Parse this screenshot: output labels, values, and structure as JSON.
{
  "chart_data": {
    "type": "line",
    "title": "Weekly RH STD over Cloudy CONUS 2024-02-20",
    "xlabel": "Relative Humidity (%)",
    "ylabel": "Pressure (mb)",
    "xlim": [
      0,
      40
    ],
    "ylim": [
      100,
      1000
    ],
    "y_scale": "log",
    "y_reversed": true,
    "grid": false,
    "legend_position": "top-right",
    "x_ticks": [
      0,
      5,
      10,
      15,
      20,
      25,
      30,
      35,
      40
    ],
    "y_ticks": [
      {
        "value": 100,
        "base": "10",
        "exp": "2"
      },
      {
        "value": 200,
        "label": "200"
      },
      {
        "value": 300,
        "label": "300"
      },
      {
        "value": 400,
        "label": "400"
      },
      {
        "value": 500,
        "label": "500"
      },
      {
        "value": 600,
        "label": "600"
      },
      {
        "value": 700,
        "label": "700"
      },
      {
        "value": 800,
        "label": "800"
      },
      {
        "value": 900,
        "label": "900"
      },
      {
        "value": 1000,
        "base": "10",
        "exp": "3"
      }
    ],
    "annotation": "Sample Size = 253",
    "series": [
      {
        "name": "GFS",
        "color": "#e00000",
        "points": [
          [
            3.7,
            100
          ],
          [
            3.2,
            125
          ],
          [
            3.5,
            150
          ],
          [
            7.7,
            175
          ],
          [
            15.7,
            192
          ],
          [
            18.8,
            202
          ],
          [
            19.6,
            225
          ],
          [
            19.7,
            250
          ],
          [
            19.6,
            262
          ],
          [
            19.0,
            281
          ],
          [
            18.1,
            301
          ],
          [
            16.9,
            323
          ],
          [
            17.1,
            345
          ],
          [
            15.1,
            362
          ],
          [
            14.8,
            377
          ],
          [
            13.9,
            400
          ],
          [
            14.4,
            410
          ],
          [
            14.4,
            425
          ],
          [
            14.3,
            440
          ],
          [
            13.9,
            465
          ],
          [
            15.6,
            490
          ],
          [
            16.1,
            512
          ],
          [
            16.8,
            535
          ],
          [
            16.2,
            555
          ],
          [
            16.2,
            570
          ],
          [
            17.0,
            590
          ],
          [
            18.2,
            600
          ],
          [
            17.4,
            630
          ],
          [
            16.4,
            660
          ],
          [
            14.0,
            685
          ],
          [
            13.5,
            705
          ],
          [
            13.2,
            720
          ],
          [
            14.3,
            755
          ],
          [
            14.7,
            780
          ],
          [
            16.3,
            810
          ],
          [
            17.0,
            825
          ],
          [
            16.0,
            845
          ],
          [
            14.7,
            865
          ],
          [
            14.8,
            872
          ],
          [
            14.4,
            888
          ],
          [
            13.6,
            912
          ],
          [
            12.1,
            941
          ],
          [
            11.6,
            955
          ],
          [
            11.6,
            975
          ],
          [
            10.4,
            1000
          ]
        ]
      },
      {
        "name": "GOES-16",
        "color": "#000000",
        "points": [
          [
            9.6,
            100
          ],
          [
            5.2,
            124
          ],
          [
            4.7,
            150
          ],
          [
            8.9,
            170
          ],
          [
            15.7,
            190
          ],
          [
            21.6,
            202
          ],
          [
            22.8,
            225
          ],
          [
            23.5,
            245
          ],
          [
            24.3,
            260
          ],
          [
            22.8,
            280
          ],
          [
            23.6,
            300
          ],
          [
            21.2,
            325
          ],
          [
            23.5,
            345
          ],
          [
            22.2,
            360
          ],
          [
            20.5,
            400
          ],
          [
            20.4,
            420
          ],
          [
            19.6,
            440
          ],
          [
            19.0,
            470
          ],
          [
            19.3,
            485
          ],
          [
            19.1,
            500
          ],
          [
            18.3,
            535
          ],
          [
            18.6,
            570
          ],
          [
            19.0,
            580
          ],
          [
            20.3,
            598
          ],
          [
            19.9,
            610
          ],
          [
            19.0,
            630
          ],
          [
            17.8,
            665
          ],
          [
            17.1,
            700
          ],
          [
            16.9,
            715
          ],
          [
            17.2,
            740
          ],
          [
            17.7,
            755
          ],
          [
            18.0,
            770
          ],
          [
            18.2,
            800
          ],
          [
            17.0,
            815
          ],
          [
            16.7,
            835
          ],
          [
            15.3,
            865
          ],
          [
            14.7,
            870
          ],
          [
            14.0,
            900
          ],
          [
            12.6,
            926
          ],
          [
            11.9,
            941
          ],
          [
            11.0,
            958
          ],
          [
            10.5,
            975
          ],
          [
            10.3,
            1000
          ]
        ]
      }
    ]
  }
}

####

- WHAT THIS TASK INVOLVES -
Retype every entry word for word.

- SOLUTION FOR THIS EXERCISE -
Parse this screenshot: output labels, values, and structure as JSON.
{
  "chart_data": {
    "type": "line",
    "title": "Weekly RH STD over Cloudy CONUS 2024-02-20",
    "xlabel": "Relative Humidity (%)",
    "ylabel": "Pressure (mb)",
    "xlim": [
      0,
      40
    ],
    "ylim": [
      100,
      1000
    ],
    "y_scale": "log",
    "y_reversed": true,
    "grid": false,
    "legend_position": "top-right",
    "x_ticks": [
      0,
      5,
      10,
      15,
      20,
      25,
      30,
      35,
      40
    ],
    "y_ticks": [
      {
        "value": 100,
        "base": "10",
        "exp": "2"
      },
      {
        "value": 200,
        "label": "200"
      },
      {
        "value": 300,
        "label": "300"
      },
      {
        "value": 400,
        "label": "400"
      },
      {
        "value": 500,
        "label": "500"
      },
      {
        "value": 600,
        "label": "600"
      },
      {
        "value": 700,
        "label": "700"
      },
      {
        "value": 800,
        "label": "800"
      },
      {
        "value": 900,
        "label": "900"
      },
      {
        "value": 1000,
        "base": "10",
        "exp": "3"
      }
    ],
    "annotation": "Sample Size = 253",
    "series": [
      {
        "name": "GFS",
        "color": "#e00000",
        "points": [
          [
            3.7,
            100
          ],
          [
            3.2,
            125
          ],
          [
            3.5,
            150
          ],
          [
            7.7,
            175
          ],
          [
            15.7,
            192
          ],
          [
            18.8,
            202
          ],
          [
            19.6,
            225
          ],
          [
            19.7,
            250
          ],
          [
            19.6,
            262
          ],
          [
            19.0,
            281
          ],
          [
            18.1,
            301
          ],
          [
            16.9,
            323
          ],
          [
            17.1,
            345
          ],
          [
            15.1,
            362
          ],
          [
            14.8,
            377
          ],
          [
            13.9,
            400
          ],
          [
            14.4,
            410
          ],
          [
            14.4,
            425
          ],
          [
            14.3,
            440
          ],
          [
            13.9,
            465
          ],
          [
            15.6,
            490
          ],
          [
            16.1,
            512
          ],
          [
            16.8,
            535
          ],
          [
            16.2,
            555
          ],
          [
            16.2,
            570
          ],
          [
            17.0,
            590
          ],
          [
            18.2,
            600
          ],
          [
            17.4,
            630
          ],
          [
            16.4,
            660
          ],
          [
            14.0,
            685
          ],
          [
            13.5,
            705
          ],
          [
            13.2,
            720
          ],
          [
            14.3,
            755
          ],
          [
            14.7,
            780
          ],
          [
            16.3,
            810
          ],
          [
            17.0,
            825
          ],
          [
            16.0,
            845
          ],
          [
            14.7,
            865
          ],
          [
            14.8,
            872
          ],
          [
            14.4,
            888
          ],
          [
            13.6,
            912
          ],
          [
            12.1,
            941
          ],
          [
            11.6,
            955
          ],
          [
            11.6,
            975
          ],
          [
            10.4,
            1000
          ]
        ]
      },
      {
        "name": "GOES-16",
        "color": "#000000",
        "points": [
          [
            9.6,
            100
          ],
          [
            5.2,
            124
          ],
          [
            4.7,
            150
          ],
          [
            8.9,
            170
          ],
          [
            15.7,
            190
          ],
          [
            21.6,
            202
          ],
          [
            22.8,
            225
          ],
          [
            23.5,
            245
          ],
          [
            24.3,
            260
          ],
          [
            22.8,
            280
          ],
          [
            23.6,
            300
          ],
          [
            21.2,
            325
          ],
          [
            23.5,
            345
          ],
          [
            22.2,
            360
          ],
          [
            20.5,
            400
          ],
          [
            20.4,
            420
          ],
          [
            19.6,
            440
          ],
          [
            19.0,
            470
          ],
          [
            19.3,
            485
          ],
          [
            19.1,
            500
          ],
          [
            18.3,
            535
          ],
          [
            18.6,
            570
          ],
          [
            19.0,
            580
          ],
          [
            20.3,
            598
          ],
          [
            19.9,
            610
          ],
          [
            19.0,
            630
          ],
          [
            17.8,
            665
          ],
          [
            17.1,
            700
          ],
          [
            16.9,
            715
          ],
          [
            17.2,
            740
          ],
          [
            17.7,
            755
          ],
          [
            18.0,
            770
          ],
          [
            18.2,
            800
          ],
          [
            17.0,
            815
          ],
          [
            16.7,
            835
          ],
          [
            15.3,
            865
          ],
          [
            14.7,
            870
          ],
          [
            14.0,
            900
          ],
          [
            12.6,
            926
          ],
          [
            11.9,
            941
          ],
          [
            11.0,
            958
          ],
          [
            10.5,
            975
          ],
          [
            10.3,
            1000
          ]
        ]
      }
    ]
  }
}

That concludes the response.